WHAT IS BEING ASKED = Locate each line below that includes "network" and reproduce it.

INFORMATION SHOWN =
═══
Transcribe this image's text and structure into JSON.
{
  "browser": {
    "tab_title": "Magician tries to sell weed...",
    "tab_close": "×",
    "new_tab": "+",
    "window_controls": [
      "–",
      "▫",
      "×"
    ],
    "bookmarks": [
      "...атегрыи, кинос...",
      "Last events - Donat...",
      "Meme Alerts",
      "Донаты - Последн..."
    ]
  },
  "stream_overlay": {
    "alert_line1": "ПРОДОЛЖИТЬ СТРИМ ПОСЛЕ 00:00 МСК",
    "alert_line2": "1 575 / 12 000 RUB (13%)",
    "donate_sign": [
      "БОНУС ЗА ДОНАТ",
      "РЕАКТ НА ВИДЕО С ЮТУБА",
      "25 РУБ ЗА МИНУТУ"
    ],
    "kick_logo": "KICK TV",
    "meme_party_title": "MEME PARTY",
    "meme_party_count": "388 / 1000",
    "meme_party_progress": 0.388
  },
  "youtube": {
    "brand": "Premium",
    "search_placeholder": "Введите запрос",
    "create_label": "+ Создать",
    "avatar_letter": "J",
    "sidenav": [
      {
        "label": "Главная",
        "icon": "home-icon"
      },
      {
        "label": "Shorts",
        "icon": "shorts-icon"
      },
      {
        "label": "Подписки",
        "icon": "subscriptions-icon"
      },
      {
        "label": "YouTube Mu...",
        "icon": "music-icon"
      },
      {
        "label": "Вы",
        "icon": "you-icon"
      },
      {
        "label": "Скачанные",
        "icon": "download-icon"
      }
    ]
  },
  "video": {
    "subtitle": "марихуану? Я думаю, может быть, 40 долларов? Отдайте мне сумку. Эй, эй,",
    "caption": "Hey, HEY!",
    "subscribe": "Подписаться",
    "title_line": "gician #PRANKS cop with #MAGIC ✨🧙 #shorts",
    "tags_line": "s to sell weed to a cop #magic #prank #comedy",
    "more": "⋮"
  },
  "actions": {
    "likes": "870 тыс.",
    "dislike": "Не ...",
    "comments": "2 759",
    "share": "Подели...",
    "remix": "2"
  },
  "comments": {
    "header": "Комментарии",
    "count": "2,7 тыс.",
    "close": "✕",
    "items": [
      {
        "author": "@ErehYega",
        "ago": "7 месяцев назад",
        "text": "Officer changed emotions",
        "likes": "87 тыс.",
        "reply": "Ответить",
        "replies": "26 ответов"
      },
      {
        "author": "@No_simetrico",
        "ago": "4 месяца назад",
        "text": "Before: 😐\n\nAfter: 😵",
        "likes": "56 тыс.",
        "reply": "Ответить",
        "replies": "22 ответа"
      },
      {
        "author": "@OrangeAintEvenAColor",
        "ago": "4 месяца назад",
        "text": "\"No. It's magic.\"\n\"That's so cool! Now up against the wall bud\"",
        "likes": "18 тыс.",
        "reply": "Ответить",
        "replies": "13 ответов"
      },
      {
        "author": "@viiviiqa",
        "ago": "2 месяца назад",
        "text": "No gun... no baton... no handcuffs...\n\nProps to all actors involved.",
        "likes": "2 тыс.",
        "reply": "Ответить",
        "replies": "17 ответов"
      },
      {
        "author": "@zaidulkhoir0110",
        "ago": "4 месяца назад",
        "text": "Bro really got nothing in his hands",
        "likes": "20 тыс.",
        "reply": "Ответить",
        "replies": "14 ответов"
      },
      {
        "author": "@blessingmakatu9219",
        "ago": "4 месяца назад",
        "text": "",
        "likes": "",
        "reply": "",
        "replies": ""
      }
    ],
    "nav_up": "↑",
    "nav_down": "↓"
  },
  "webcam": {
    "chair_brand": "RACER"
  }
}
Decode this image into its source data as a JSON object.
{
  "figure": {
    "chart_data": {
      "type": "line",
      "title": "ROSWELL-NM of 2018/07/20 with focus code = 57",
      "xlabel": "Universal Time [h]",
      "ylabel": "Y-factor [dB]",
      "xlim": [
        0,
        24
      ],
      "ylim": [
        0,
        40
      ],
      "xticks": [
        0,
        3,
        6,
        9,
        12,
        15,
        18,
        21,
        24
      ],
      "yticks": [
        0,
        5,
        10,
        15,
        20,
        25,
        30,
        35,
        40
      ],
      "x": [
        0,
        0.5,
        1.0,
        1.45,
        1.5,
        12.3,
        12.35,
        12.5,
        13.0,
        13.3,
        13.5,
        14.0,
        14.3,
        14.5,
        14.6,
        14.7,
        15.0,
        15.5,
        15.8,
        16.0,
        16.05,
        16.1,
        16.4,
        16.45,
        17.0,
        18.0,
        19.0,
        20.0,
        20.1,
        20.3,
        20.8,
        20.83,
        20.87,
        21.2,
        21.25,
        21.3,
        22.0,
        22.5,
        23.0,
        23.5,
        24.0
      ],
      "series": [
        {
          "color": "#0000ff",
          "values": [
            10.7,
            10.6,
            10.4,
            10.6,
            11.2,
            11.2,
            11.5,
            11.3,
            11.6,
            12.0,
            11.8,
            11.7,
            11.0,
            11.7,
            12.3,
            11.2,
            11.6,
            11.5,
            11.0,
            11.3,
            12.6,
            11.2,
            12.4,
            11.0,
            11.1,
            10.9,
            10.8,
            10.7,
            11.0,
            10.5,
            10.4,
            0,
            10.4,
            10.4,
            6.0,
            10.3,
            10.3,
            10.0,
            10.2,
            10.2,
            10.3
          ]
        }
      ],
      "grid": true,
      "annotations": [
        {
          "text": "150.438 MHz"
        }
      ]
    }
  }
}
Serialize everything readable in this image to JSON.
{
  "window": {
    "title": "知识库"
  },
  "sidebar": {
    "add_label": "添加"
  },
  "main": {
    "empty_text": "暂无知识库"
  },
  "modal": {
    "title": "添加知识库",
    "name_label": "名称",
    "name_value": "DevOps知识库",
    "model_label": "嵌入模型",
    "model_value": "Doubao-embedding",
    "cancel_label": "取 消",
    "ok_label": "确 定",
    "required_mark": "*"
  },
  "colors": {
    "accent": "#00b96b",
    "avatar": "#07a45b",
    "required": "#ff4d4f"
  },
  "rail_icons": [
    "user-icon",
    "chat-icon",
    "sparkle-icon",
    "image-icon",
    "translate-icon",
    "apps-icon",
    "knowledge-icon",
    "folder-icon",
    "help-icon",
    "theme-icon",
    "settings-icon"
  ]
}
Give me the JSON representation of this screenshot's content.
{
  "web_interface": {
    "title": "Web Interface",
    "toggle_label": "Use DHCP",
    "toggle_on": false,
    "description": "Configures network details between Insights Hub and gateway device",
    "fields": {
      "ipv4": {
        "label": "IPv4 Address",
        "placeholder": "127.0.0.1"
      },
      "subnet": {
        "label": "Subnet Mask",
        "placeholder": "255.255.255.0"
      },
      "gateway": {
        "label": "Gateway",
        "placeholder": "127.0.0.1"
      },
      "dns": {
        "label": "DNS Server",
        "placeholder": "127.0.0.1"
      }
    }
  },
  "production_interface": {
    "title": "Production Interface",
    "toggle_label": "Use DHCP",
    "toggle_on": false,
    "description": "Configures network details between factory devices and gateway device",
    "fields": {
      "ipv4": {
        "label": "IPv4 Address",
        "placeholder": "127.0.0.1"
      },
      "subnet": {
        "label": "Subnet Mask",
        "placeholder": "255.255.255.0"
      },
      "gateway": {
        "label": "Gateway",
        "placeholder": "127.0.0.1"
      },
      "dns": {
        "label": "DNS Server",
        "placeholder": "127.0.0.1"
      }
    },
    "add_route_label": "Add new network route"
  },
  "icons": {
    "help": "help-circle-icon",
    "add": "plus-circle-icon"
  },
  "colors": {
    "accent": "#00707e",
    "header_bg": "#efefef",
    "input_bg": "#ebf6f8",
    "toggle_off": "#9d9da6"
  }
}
═══
TASK OUTPUT =
    "description": "Configures network details between Insights Hub and gateway device",
    "description": "Configures network details between factory devices and gateway device",
    "add_route_label": "Add new network route"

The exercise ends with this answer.